= Task statement =
Each line in the entries below that holds the string "true" is to be listed.

* Begin Entries shown *

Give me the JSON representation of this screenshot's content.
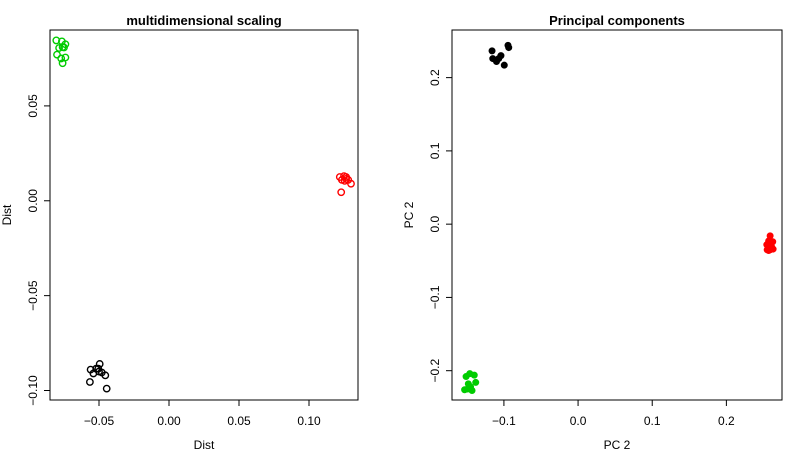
{
  "chart_data": [
    {
      "type": "scatter",
      "title": "multidimensional scaling",
      "xlabel": "Dist",
      "ylabel": "Dist",
      "xlim": [
        -0.085,
        0.135
      ],
      "ylim": [
        -0.105,
        0.09
      ],
      "xticks": [
        {
          "value": -0.05,
          "label": "−0.05"
        },
        {
          "value": 0.0,
          "label": "0.00"
        },
        {
          "value": 0.05,
          "label": "0.05"
        },
        {
          "value": 0.1,
          "label": "0.10"
        }
      ],
      "yticks": [
        {
          "value": -0.1,
          "label": "−0.10"
        },
        {
          "value": -0.05,
          "label": "−0.05"
        },
        {
          "value": 0.0,
          "label": "0.00"
        },
        {
          "value": 0.05,
          "label": "0.05"
        }
      ],
      "grid": false,
      "marker": "open-circle",
      "series": [
        {
          "color": "#00cc00",
          "points": [
            [
              -0.0805,
              0.0845
            ],
            [
              -0.0765,
              0.084
            ],
            [
              -0.074,
              0.0825
            ],
            [
              -0.076,
              0.081
            ],
            [
              -0.0785,
              0.0805
            ],
            [
              -0.075,
              0.0808
            ],
            [
              -0.08,
              0.077
            ],
            [
              -0.074,
              0.0755
            ],
            [
              -0.077,
              0.075
            ],
            [
              -0.076,
              0.0725
            ]
          ]
        },
        {
          "color": "#ff0000",
          "points": [
            [
              0.122,
              0.0125
            ],
            [
              0.125,
              0.013
            ],
            [
              0.1265,
              0.0125
            ],
            [
              0.1235,
              0.011
            ],
            [
              0.1255,
              0.0105
            ],
            [
              0.128,
              0.011
            ],
            [
              0.13,
              0.009
            ],
            [
              0.1265,
              0.0115
            ],
            [
              0.123,
              0.0045
            ]
          ]
        },
        {
          "color": "#000000",
          "points": [
            [
              -0.0495,
              -0.086
            ],
            [
              -0.052,
              -0.0885
            ],
            [
              -0.0505,
              -0.0885
            ],
            [
              -0.056,
              -0.089
            ],
            [
              -0.05,
              -0.09
            ],
            [
              -0.048,
              -0.0905
            ],
            [
              -0.054,
              -0.091
            ],
            [
              -0.0455,
              -0.092
            ],
            [
              -0.0565,
              -0.0955
            ],
            [
              -0.0445,
              -0.099
            ]
          ]
        }
      ]
    },
    {
      "type": "scatter",
      "title": "Principal components",
      "xlabel": "PC 2",
      "ylabel": "PC 2",
      "xlim": [
        -0.17,
        0.275
      ],
      "ylim": [
        -0.24,
        0.265
      ],
      "xticks": [
        {
          "value": -0.1,
          "label": "−0.1"
        },
        {
          "value": 0.0,
          "label": "0.0"
        },
        {
          "value": 0.1,
          "label": "0.1"
        },
        {
          "value": 0.2,
          "label": "0.2"
        }
      ],
      "yticks": [
        {
          "value": -0.2,
          "label": "−0.2"
        },
        {
          "value": -0.1,
          "label": "−0.1"
        },
        {
          "value": 0.0,
          "label": "0.0"
        },
        {
          "value": 0.1,
          "label": "0.1"
        },
        {
          "value": 0.2,
          "label": "0.2"
        }
      ],
      "grid": false,
      "marker": "filled-circle",
      "series": [
        {
          "color": "#000000",
          "points": [
            [
              -0.0945,
              0.244
            ],
            [
              -0.0935,
              0.241
            ],
            [
              -0.116,
              0.2365
            ],
            [
              -0.104,
              0.23
            ],
            [
              -0.115,
              0.226
            ],
            [
              -0.107,
              0.226
            ],
            [
              -0.11,
              0.222
            ],
            [
              -0.0995,
              0.217
            ]
          ]
        },
        {
          "color": "#ff0000",
          "points": [
            [
              0.259,
              -0.016
            ],
            [
              0.257,
              -0.023
            ],
            [
              0.2625,
              -0.024
            ],
            [
              0.2545,
              -0.028
            ],
            [
              0.261,
              -0.031
            ],
            [
              0.255,
              -0.035
            ],
            [
              0.259,
              -0.035
            ],
            [
              0.263,
              -0.034
            ],
            [
              0.257,
              -0.036
            ]
          ]
        },
        {
          "color": "#00cc00",
          "points": [
            [
              -0.146,
              -0.204
            ],
            [
              -0.14,
              -0.206
            ],
            [
              -0.151,
              -0.208
            ],
            [
              -0.138,
              -0.216
            ],
            [
              -0.148,
              -0.218
            ],
            [
              -0.145,
              -0.222
            ],
            [
              -0.153,
              -0.226
            ],
            [
              -0.149,
              -0.225
            ],
            [
              -0.143,
              -0.227
            ]
          ]
        }
      ]
    }
  ]
}
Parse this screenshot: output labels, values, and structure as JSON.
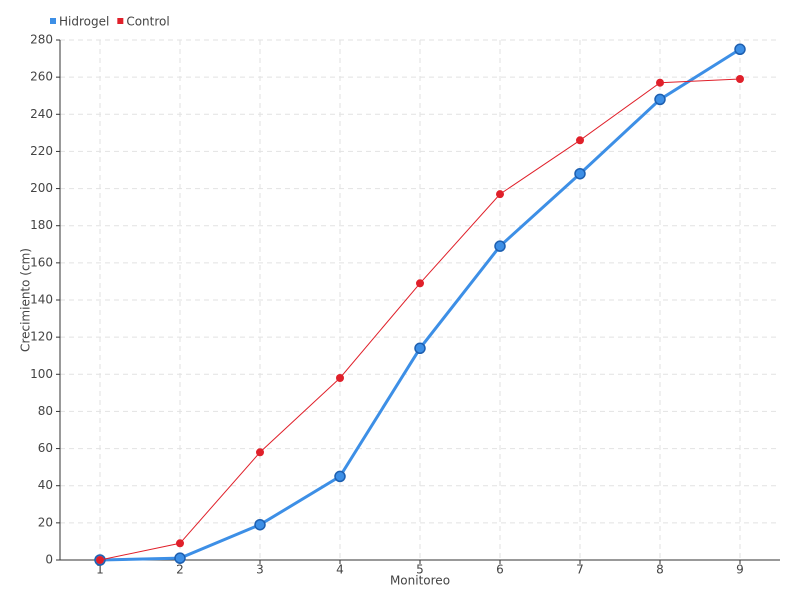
{
  "chart_data": {
    "type": "line",
    "x_label": "Monitoreo",
    "y_label": "Crecimiento (cm)",
    "x": [
      1,
      2,
      3,
      4,
      5,
      6,
      7,
      8,
      9
    ],
    "series": [
      {
        "name": "Hidrogel",
        "color": "#3d8fe6",
        "values": [
          0,
          1,
          19,
          45,
          114,
          169,
          208,
          248,
          275
        ]
      },
      {
        "name": "Control",
        "color": "#e0202a",
        "values": [
          0,
          9,
          58,
          98,
          149,
          197,
          226,
          257,
          259
        ]
      }
    ],
    "xlim": [
      0.5,
      9.5
    ],
    "xticks": [
      1,
      2,
      3,
      4,
      5,
      6,
      7,
      8,
      9
    ],
    "ylim": [
      0,
      280
    ],
    "yticks": [
      0,
      20,
      40,
      60,
      80,
      100,
      120,
      140,
      160,
      180,
      200,
      220,
      240,
      260,
      280
    ],
    "grid": true,
    "legend": "top-left"
  }
}
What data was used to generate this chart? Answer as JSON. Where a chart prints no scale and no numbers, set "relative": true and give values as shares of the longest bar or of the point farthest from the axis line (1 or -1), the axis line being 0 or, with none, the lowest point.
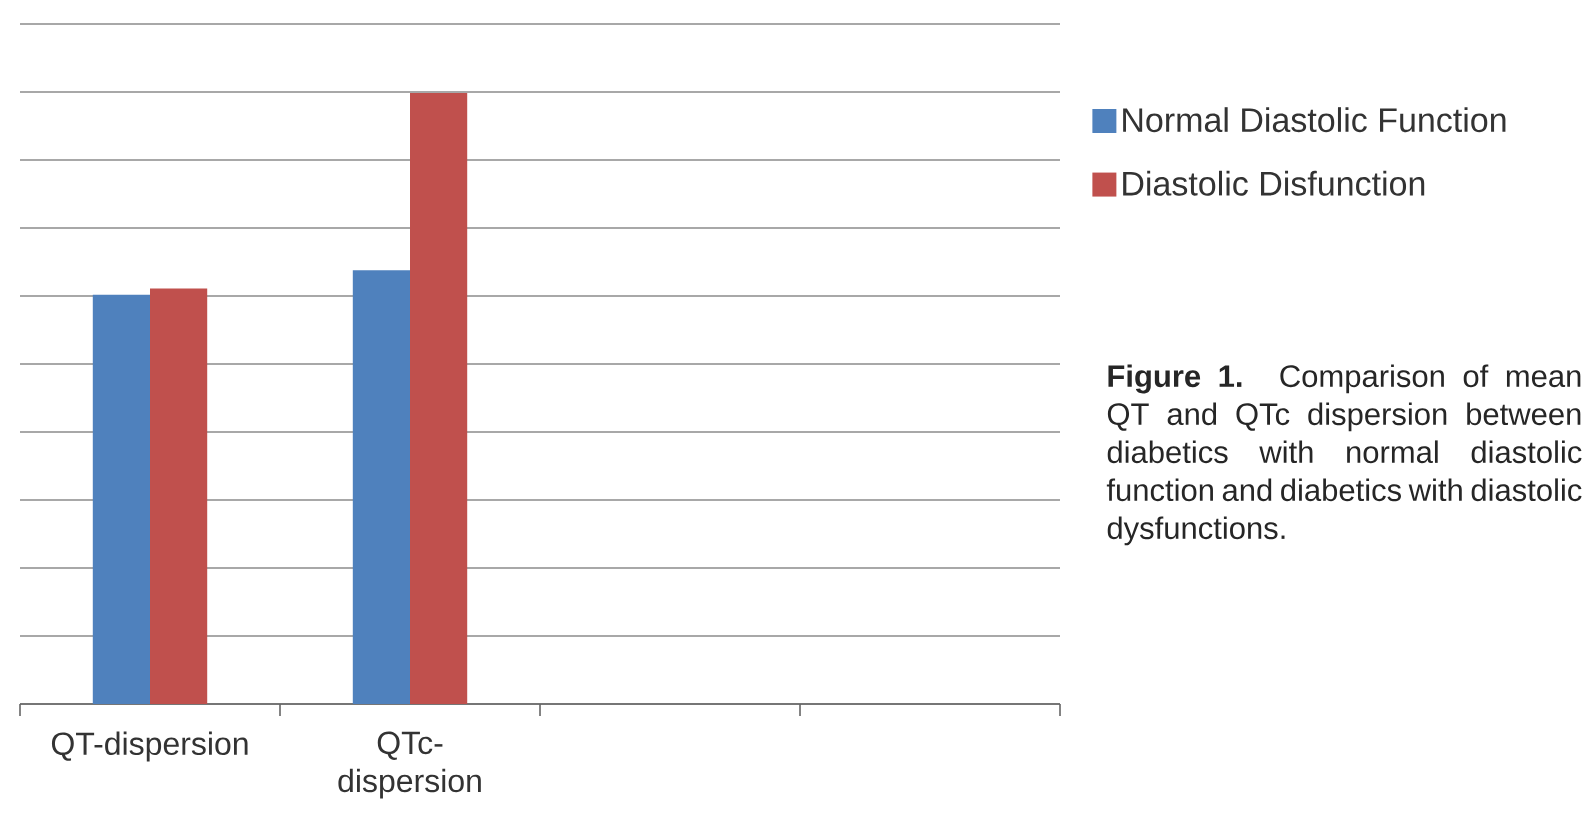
{
  "chart_data": {
    "type": "bar",
    "relative": true,
    "grid": "y",
    "legend": "right",
    "categories": [
      "QT-dispersion",
      "QTc-dispersion",
      null,
      null
    ],
    "series": [
      {
        "name": "Normal Diastolic Function",
        "color": "#4f81bd",
        "values": [
          0.67,
          0.71,
          null,
          null
        ]
      },
      {
        "name": "Diastolic Disfunction",
        "color": "#c0504d",
        "values": [
          0.68,
          1,
          null,
          null
        ]
      }
    ],
    "annotations": [
      "**Figure 1.** Comparison of mean QT and QTc dispersion between diabetics with normal diastolic function and diabetics with diastolic dysfunctions."
    ]
  }
}
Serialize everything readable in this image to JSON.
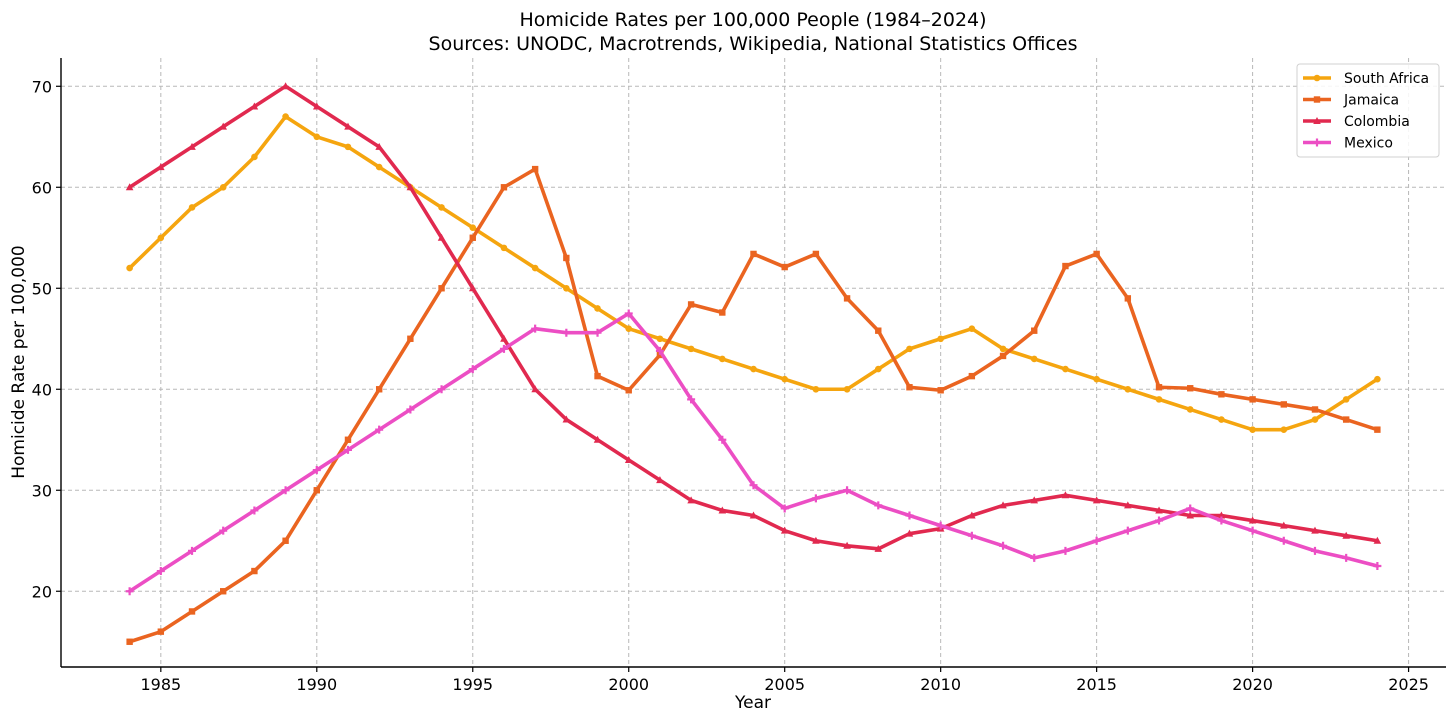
{
  "chart_data": {
    "type": "line",
    "title": "Homicide Rates per 100,000 People (1984–2024)",
    "subtitle": "Sources: UNODC, Macrotrends, Wikipedia, National Statistics Offices",
    "xlabel": "Year",
    "ylabel": "Homicide Rate per 100,000",
    "xlim": [
      1981.8,
      2026.2
    ],
    "ylim": [
      12.5,
      72.8
    ],
    "xticks": [
      1985,
      1990,
      1995,
      2000,
      2005,
      2010,
      2015,
      2020,
      2025
    ],
    "yticks": [
      20,
      30,
      40,
      50,
      60,
      70
    ],
    "xtick_labels": [
      "1985",
      "1990",
      "1995",
      "2000",
      "2005",
      "2010",
      "2015",
      "2020",
      "2025"
    ],
    "ytick_labels": [
      "20",
      "30",
      "40",
      "50",
      "60",
      "70"
    ],
    "grid": true,
    "legend_position": "top-right",
    "x": [
      1984,
      1985,
      1986,
      1987,
      1988,
      1989,
      1990,
      1991,
      1992,
      1993,
      1994,
      1995,
      1996,
      1997,
      1998,
      1999,
      2000,
      2001,
      2002,
      2003,
      2004,
      2005,
      2006,
      2007,
      2008,
      2009,
      2010,
      2011,
      2012,
      2013,
      2014,
      2015,
      2016,
      2017,
      2018,
      2019,
      2020,
      2021,
      2022,
      2023,
      2024
    ],
    "series": [
      {
        "name": "South Africa",
        "color": "#f5a50f",
        "marker": "circle",
        "values": [
          52,
          55,
          58,
          60,
          63,
          67,
          65,
          64,
          62,
          60,
          58,
          56,
          54,
          52,
          50,
          48,
          46,
          45,
          44,
          43,
          42,
          41,
          40,
          40,
          42,
          44,
          45,
          46,
          44,
          43,
          42,
          41,
          40,
          39,
          38,
          37,
          36,
          36,
          37,
          39,
          41
        ]
      },
      {
        "name": "Jamaica",
        "color": "#ea6420",
        "marker": "square",
        "values": [
          15,
          16,
          18,
          20,
          22,
          25,
          30,
          35,
          40,
          45,
          50,
          55,
          60,
          61.8,
          53,
          41.3,
          39.9,
          43.4,
          48.4,
          47.6,
          53.4,
          52.1,
          53.4,
          49,
          45.8,
          40.2,
          39.9,
          41.3,
          43.3,
          45.8,
          52.2,
          53.4,
          49,
          40.2,
          40.1,
          39.5,
          39,
          38.5,
          38,
          37,
          36
        ]
      },
      {
        "name": "Colombia",
        "color": "#e1294f",
        "marker": "triangle",
        "values": [
          60,
          62,
          64,
          66,
          68,
          70,
          68,
          66,
          64,
          60,
          55,
          50,
          45,
          40,
          37,
          35,
          33,
          31,
          29,
          28,
          27.5,
          26,
          25,
          24.5,
          24.2,
          25.7,
          26.2,
          27.5,
          28.5,
          29,
          29.5,
          29,
          28.5,
          28,
          27.5,
          27.5,
          27,
          26.5,
          26,
          25.5,
          25
        ]
      },
      {
        "name": "Mexico",
        "color": "#ec4ec4",
        "marker": "plus",
        "values": [
          20,
          22,
          24,
          26,
          28,
          30,
          32,
          34,
          36,
          38,
          40,
          42,
          44,
          46,
          45.6,
          45.6,
          47.5,
          43.8,
          39,
          35,
          30.5,
          28.2,
          29.2,
          30,
          28.5,
          27.5,
          26.5,
          25.5,
          24.5,
          23.3,
          24,
          25,
          26,
          27,
          28.2,
          27,
          26,
          25,
          24,
          23.3,
          22.5
        ]
      }
    ]
  }
}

* End Entries shown *

= Result of the task =
    "grid": true,
What data was used to generate this chart? Answer as JSON. Where a chart prints no scale and no numbers, set "relative": true and give values as shares of the longest bar or of the point farthest from the axis line (1 or -1), the axis line being 0 or, with none, the lowest point.
    "relative": true,
    "grid": true,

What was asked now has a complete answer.